Buildings are a lot more than just bricks and mortar: Facilio Co-founder Prabhu Ramachandran

Thursday March 07, 2019 , 7 min Read

Before he ventured out to start Facilio, Co-founder and CEO Prabhu Ramachandran worked at Zoho for almost 15 years, and headed its subsidiary WebNMS, a multi-million-dollar IoT company. The Chennai-based company, which uses IoT to make building management intelligent, recently raised $6.4 million from Accel Partners and Tiger Global.


Facilio was set up so that companies do not have to handle multiple apps and systems to know about the functioning of their facility. By making operations predictable, it has been able to save on both energy and cost.


YourStory caught up with Ramachandran at Facilio’s ‘Future Proof’ event, which connects builders with the future of tech, and spoke to him on the opportunities in building management.


Facilio's Prabhu Ramachandran (second from left) along with Co-founders

Edited excerpts from the interview:


YourStory: What was your leadership style before starting up, and how has it impacted your startup journey?


Prabhu Ramachandran: After building and scaling business on Cloud and IoT solutions for over 17 years, my stint at Zoho was no different from working in a fast-paced startup. It spurred on me the passion to solve global problems early on and build a team that is in sync with the overall vision of the company.

(Records excerpted from a collection)
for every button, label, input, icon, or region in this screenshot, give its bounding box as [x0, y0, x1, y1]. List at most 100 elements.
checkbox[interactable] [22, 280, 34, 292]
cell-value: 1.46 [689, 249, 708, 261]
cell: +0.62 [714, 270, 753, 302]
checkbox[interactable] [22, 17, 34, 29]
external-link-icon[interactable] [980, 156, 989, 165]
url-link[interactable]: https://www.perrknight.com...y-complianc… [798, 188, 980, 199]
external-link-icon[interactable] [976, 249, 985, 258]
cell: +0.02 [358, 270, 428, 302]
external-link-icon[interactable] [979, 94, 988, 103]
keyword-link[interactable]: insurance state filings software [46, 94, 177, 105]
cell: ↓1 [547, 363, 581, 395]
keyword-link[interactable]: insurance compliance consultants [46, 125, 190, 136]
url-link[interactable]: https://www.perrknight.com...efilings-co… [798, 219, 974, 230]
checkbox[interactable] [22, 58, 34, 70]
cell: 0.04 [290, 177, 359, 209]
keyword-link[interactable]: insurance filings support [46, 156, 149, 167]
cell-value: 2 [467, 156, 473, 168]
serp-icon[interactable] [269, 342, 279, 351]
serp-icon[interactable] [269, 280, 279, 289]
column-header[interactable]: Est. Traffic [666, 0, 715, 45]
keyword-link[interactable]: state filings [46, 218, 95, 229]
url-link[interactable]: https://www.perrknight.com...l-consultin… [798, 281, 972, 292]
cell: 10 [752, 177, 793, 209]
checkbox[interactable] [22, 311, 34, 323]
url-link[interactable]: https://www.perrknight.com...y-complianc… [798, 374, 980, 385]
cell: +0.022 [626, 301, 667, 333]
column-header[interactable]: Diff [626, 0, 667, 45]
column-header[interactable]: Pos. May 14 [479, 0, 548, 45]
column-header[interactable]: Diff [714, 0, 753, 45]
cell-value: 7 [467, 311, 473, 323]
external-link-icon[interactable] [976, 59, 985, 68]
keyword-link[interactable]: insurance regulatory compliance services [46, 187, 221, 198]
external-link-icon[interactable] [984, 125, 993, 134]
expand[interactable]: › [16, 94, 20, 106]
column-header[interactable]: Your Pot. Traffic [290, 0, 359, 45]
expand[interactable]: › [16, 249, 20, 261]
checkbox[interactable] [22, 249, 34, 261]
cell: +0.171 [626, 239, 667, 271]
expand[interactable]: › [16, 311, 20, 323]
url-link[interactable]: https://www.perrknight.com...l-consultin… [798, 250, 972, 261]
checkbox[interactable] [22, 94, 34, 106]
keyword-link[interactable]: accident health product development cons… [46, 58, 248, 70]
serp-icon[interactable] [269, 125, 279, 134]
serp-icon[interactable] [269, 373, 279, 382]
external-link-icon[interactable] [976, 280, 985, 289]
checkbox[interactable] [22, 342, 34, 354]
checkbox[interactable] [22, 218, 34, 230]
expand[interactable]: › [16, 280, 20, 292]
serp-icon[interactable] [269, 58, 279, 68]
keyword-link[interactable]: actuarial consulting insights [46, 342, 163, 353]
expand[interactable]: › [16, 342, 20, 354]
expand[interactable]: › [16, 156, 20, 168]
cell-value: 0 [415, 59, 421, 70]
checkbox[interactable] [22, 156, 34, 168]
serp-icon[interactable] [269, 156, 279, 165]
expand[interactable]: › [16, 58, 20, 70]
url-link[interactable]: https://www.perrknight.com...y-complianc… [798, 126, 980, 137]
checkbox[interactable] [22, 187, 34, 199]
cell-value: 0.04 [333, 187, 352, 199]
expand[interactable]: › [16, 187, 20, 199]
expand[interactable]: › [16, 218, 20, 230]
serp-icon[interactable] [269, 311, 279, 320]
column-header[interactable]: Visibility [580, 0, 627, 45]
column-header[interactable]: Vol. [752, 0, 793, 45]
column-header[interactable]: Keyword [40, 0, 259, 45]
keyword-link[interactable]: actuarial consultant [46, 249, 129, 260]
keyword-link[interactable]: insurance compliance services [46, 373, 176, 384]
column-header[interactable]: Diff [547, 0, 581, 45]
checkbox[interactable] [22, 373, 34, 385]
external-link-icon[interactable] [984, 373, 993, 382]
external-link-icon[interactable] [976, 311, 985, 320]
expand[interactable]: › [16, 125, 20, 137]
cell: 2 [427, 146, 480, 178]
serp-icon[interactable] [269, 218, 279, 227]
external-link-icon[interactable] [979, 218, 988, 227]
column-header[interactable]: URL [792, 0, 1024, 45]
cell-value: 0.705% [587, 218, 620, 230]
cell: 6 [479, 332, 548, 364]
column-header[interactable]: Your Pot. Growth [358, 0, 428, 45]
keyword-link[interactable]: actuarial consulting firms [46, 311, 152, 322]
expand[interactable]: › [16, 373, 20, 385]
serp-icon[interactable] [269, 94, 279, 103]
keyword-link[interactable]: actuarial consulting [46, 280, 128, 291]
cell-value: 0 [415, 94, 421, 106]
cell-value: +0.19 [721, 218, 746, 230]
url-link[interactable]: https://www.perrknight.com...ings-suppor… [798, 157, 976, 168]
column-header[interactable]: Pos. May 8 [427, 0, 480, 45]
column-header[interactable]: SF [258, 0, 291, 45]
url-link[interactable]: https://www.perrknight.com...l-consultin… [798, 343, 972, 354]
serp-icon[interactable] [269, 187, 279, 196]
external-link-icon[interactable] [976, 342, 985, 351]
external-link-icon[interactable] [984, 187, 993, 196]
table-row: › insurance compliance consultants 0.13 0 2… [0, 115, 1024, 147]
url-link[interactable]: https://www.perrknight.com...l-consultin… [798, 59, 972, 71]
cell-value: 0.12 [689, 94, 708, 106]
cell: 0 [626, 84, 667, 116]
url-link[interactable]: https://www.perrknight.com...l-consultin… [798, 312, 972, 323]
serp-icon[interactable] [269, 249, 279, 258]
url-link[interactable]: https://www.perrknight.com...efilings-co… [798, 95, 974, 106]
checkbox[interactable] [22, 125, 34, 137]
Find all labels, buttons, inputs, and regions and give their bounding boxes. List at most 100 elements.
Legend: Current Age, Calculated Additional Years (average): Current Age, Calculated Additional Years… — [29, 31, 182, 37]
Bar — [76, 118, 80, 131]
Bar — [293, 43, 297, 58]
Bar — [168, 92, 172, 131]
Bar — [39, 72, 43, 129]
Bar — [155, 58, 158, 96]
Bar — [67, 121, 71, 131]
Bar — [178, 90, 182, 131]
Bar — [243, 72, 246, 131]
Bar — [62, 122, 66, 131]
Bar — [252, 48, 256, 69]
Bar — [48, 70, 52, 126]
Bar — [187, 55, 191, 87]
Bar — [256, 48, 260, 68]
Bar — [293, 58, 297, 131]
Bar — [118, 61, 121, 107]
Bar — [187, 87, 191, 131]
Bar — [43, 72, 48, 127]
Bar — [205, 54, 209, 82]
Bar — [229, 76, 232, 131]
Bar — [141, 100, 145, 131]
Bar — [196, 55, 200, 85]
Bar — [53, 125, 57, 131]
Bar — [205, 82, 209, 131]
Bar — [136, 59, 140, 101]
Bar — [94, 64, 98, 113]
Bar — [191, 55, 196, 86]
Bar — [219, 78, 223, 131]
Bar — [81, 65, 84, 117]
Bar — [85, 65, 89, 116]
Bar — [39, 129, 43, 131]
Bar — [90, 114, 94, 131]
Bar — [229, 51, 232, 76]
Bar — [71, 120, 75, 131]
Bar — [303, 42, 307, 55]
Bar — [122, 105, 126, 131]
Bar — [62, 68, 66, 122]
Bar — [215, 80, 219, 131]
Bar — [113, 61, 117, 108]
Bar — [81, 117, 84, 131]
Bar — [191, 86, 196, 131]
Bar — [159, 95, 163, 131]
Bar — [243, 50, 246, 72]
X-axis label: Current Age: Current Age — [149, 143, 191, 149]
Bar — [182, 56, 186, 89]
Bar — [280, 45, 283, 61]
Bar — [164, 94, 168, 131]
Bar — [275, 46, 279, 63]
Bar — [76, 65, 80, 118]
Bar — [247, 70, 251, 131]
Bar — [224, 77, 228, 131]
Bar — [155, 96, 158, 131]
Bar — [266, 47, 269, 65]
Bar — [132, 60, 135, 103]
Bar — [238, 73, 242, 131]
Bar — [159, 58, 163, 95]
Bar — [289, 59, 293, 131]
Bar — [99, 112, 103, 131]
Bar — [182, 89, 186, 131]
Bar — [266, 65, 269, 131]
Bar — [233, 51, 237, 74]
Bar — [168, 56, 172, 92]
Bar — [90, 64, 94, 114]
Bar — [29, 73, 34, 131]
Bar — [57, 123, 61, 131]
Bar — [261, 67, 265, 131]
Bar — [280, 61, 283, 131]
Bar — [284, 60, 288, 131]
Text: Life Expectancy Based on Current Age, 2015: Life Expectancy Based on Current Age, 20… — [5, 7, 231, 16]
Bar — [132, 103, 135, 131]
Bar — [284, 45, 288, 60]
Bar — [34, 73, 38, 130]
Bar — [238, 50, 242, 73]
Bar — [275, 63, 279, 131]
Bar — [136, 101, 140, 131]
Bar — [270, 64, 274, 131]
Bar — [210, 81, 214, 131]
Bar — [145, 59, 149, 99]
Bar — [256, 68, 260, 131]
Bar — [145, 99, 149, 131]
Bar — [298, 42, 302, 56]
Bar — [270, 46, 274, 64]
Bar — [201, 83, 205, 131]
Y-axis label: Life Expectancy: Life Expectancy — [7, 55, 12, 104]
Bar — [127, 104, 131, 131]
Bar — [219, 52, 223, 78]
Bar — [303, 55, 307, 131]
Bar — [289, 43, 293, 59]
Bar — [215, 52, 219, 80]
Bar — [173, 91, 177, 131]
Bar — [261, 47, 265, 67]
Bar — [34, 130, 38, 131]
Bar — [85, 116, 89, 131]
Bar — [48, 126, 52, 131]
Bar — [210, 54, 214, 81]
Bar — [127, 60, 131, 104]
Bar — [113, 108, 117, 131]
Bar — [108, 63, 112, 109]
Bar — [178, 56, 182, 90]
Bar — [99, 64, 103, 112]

» Brief 1: Decide whether each statement agrees with the Facilio article, answering yes or no and quoting the deciding words: (a) Ramachandran worked at Zoho for almost 15 years. (b) Facilio is based in Bengaluru. (c) Facilio raised $6.4 million from Accel Partners and Tiger Global.
» Brief 2: Copy the Facilio article word for word, between "Facilio was set" and "your startup journey?", inclusive.
» Brief 3: Carry on the Facilio article from the point where it stops.
The records have nothing to do with this.

» Expected answer 1:
(a) Yes: "worked at Zoho for almost 15 years"
(b) No: "The Chennai-based company"
(c) Yes: "recently raised $6.4 million from Accel Partners and Tiger Global"

» Expected answer 2:
Facilio was set up so that companies do not have to handle multiple apps and systems to know about the functioning of their facility. By making operations predictable, it has been able to save on both energy and cost.


YourStory caught up with Ramachandran at Facilio’s ‘Future Proof’ event, which connects builders with the future of tech, and spoke to him on the opportunities in building management.


Facilio's Prabhu Ramachandran (second from left) along with Co-founders

Edited excerpts from the interview:


YourStory: What was your leadership style before starting up, and how has it impacted your startup journey?

» Expected answer 3:
Besides, I strongly believe in motivating teams to take ownership of their work and empower people to make decisions. This helped me in a large way to switch from Day 1 at Facilio to a startup mode, where every single person must hustle every day.


YS: What were the lessons learnt in starting up, and your journey till now?


PR: The biggest takeaway for us at Facilio is that learning is a continuous process, and you need to be constantly on top of your ecosystem - be it your customers’ expectations, understanding the market or emerging technologies. Every quarter, we would revisit on our strategies and reshuffle priorities to step up goals that can meet the changing trends.


For me, the primary challenge has been to ensure that we as a team are focussed on our core vision with all product and marketing efforts aligned to it, even as we experiment to grow. We also constantly push ourselves to aim higher and dream bigger.


YS: Did you know this product could raise money right from the beginning?


PR: From early on, we exemplified the approach of focussing on a large market, identifying the current gap, and building a distinctive product that would not just solve the problem, but disrupt the market as a whole.


We saw the Smart Buildings and Facilities Management space was undergoing a rapid transformation with the global real estate and building management software market poised to grow to multi-billion dollars.


And with building owners focussing on providing elevated occupant experience, we knew that facility teams would soon be expected to become stakeholders and collaborators for business growth and enable the highest efficiency in operations.


As a product that integrates the three essential parts of a building - people, sustainability, and machines, and centralises data and operations, we were confident about Facilio’s potential to transform how facilities were managed, enable maximum efficiency in real-time, and raise money as well.


YS: Could you throw light on the angel and series A rounds? What factors helped in convincing the investors?


PR: ‘If I had an hour to solve a problem, I would spend 55 minutes thinking about the problem and five minutes thinking about the solution.’ - Einstein.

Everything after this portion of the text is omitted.